> **Exercise goal**
Using the listing below, report all lines holding the word "text".

> **Records for the task**
◆ ◆ ◆ ◆ ◆

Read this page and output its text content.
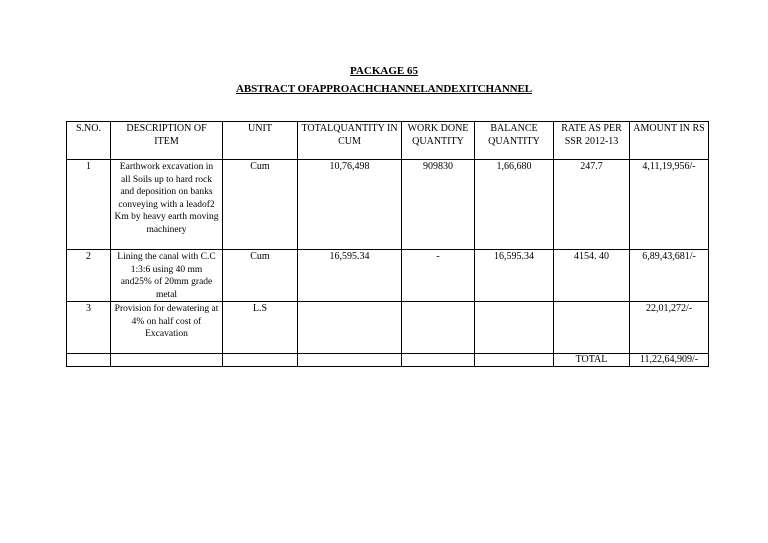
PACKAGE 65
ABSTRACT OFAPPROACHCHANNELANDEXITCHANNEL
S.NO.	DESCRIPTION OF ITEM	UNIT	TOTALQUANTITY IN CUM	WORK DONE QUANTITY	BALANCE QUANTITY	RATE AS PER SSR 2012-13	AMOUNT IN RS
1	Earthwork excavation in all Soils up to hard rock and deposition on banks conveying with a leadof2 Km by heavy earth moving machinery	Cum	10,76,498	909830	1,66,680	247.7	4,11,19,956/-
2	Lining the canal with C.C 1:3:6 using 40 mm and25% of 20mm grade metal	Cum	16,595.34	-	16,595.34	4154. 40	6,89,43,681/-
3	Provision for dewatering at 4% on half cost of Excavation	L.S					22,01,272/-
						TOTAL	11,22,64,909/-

◆ ◆ ◆ ◆ ◆

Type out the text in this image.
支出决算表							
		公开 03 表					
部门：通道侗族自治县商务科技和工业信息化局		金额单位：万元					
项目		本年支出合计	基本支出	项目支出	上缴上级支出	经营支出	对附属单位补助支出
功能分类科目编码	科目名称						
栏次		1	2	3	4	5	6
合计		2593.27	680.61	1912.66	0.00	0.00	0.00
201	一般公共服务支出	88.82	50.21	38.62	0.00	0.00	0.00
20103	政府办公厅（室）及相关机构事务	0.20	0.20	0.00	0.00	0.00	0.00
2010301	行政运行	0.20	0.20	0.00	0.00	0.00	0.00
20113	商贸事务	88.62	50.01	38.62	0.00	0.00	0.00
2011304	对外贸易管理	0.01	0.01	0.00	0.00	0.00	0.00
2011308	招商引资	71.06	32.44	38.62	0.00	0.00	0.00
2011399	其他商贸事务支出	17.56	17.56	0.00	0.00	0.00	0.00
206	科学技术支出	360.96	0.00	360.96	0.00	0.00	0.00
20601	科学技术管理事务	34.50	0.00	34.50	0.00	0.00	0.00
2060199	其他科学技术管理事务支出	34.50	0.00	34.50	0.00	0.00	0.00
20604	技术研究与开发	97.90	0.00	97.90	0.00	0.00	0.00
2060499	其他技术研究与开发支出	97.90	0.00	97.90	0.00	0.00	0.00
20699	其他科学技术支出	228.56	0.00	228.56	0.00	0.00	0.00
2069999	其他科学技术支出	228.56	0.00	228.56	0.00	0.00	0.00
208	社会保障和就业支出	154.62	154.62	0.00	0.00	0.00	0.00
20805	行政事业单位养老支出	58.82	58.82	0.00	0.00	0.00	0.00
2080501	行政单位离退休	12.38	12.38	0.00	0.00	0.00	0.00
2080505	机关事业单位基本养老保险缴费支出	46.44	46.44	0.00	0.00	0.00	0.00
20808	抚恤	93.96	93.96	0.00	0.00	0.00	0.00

◆ ◆ ◆ ◆ ◆

> **Worked answer**
Read this page and output its text content.
Type out the text in this image.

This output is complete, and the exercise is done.